:: Отрывок ::
'''
Утром мы получили телеграмму: умер Станиславский. Борис Николаевич не хотел слушать врачей, он решил ехать первым же поездом, чтобы успеть к похоронам. Он плакал. Вдруг раздался крик с улицы: «Почему вы нас не встречаете?». Я вышла на балкон – Зинаида Райх была в красном жоржетовом платье, в соломенной с полями и красными маками, шляпе. Они вошли, и Борис Николаевич дал им прочесть телеграмму. Зинаида Райх закричала, она рвала на себе платье… Доктор, лекарства ее уложили, она рыдала. А Мейерхольд? Он ходил из комнаты в комнату, заложив одну руку в карман, а указательный палец другой приложив к губам…
Мы уехали.
С вокзала поехали на Новодевичье. Борису Николаевичу стало плохо. После похорон, прямо с кладбища, он поехал в больницу, где его и оставили.
Немирович-Данченко передавал через меня записи репетиций «Горя от ума», добавляя разъяснения, чтобы Борис Николаевич был в курсе продолжающейся работы. Он надеялся, что Ливанов сможет сыграть юбилейный спектакль: «Я не хочу верить, что Борис Николаевич не будет играть». Юбилейный спектакль к сорокалетию МХАТ Борису Николаевичу врачи играть все-таки запретили. В те же дни ему присвоили звание Народного артиста РСФСР.
Среди поздравлений было и такое:
«Здорово, Борис!
Поздравляю тебя и желаю скорейшего выздоровления, а то скучновато лежать… Давай скорей, да и Швандя не тот.
Будь здоров
Целую
В начале года, 6 января, в день моего рождения, который обычно отмечался в нашем доме, мы впервые пригласили Чкалова.
'''
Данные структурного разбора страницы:
'''
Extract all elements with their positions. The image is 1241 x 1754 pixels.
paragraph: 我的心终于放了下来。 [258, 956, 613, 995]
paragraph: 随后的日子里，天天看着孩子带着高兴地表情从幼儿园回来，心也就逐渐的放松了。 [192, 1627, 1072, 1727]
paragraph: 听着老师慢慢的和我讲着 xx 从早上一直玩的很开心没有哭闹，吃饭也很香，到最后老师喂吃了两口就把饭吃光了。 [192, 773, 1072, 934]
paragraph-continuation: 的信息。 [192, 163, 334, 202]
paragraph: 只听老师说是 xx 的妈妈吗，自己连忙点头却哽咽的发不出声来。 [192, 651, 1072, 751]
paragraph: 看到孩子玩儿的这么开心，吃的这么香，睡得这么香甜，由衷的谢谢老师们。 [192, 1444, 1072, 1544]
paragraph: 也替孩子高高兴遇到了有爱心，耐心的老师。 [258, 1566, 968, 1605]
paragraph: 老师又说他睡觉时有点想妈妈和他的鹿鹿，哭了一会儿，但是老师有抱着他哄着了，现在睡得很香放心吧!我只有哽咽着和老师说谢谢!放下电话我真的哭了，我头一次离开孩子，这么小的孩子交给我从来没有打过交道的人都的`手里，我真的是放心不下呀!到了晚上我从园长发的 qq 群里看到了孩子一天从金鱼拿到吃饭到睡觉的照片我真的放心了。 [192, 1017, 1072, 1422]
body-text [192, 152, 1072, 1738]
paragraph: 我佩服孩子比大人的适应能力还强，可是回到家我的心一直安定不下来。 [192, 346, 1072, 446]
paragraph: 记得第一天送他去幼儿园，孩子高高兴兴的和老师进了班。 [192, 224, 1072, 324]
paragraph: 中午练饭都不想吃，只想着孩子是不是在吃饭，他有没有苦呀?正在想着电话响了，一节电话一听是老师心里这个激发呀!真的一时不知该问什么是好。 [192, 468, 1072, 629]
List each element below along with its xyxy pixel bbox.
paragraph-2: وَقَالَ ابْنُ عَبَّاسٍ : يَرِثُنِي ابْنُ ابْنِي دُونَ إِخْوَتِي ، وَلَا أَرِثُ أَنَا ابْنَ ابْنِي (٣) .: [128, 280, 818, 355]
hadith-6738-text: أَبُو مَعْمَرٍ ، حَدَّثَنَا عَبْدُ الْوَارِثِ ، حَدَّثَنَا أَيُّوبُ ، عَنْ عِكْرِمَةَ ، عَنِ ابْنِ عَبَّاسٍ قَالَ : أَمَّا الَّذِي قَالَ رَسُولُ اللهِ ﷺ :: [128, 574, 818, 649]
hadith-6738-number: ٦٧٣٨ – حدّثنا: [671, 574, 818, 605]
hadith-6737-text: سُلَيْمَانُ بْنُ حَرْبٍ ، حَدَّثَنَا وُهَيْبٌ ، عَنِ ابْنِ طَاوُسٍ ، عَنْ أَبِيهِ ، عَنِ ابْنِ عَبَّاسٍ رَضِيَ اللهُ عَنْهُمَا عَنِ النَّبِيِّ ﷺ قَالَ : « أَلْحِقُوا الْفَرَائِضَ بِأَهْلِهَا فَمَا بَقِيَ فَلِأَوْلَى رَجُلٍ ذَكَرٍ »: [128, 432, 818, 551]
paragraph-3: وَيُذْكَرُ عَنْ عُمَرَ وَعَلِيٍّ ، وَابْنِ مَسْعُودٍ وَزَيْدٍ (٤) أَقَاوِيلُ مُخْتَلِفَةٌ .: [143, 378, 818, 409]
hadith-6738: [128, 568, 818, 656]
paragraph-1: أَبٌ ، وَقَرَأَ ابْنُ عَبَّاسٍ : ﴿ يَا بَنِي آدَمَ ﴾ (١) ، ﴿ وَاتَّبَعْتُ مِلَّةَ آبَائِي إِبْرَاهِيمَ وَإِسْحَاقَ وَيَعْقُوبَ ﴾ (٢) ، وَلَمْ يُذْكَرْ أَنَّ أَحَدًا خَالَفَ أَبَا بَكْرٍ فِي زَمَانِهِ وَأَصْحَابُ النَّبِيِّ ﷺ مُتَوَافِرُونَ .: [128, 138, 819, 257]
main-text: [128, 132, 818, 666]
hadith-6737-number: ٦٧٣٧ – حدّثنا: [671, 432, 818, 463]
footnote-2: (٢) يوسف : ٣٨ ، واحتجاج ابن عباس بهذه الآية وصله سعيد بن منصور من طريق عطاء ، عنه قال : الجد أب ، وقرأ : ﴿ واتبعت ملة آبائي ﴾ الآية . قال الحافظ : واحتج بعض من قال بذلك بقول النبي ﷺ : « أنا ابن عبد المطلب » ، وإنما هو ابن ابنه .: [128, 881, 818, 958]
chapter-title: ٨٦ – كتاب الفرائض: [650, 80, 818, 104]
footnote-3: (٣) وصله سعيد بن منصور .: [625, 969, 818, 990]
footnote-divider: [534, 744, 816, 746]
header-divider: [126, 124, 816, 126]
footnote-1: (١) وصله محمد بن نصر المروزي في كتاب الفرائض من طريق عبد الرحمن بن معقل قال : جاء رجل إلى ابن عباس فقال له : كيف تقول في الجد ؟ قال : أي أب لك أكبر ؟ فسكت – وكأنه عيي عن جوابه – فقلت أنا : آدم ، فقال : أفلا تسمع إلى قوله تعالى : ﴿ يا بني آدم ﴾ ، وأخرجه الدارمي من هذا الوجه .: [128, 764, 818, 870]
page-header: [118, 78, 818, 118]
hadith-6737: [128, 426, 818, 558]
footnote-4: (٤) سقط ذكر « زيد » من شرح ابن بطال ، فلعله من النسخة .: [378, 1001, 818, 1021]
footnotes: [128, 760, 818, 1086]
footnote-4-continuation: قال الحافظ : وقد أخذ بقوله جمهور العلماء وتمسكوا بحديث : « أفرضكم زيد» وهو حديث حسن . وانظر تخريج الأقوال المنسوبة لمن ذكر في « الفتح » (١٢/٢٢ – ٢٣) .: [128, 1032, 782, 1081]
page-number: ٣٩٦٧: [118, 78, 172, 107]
'''
Выпишите дословно из отрывка о смерти Станиславского часть от слов «Немирович-Данченко передавал через» до слов «Швандя не тот.» включительно.

:: Решение задания ::
Немирович-Данченко передавал через меня записи репетиций «Горя от ума», добавляя разъяснения, чтобы Борис Николаевич был в курсе продолжающейся работы. Он надеялся, что Ливанов сможет сыграть юбилейный спектакль: «Я не хочу верить, что Борис Николаевич не будет играть». Юбилейный спектакль к сорокалетию МХАТ Борису Николаевичу врачи играть все-таки запретили. В те же дни ему присвоили звание Народного артиста РСФСР.
Среди поздравлений было и такое:
«Здорово, Борис!
Поздравляю тебя и желаю скорейшего выздоровления, а то скучновато лежать… Давай скорей, да и Швандя не тот.